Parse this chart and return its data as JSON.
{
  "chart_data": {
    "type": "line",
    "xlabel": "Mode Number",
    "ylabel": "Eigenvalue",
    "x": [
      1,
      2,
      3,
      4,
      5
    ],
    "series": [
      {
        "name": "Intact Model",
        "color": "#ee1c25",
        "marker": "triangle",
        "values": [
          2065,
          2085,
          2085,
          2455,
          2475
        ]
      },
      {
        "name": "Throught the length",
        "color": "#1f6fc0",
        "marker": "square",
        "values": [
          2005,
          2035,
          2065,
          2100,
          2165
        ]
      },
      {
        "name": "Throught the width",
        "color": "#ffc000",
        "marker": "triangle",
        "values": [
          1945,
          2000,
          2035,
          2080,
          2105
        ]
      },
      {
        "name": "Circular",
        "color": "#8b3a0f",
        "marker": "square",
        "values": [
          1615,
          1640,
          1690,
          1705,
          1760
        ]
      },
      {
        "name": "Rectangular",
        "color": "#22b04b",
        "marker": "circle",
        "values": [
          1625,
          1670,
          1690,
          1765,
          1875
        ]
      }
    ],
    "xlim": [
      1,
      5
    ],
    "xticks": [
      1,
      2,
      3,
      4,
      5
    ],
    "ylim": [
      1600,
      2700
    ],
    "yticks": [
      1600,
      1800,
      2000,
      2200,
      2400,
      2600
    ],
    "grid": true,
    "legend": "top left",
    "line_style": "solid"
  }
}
+===+
■ **BRIEF**: Return each line of the listing that holds the string "Throught".

■ **OUTPUT BELOW**:
        "name": "Throught the length",
        "name": "Throught the width",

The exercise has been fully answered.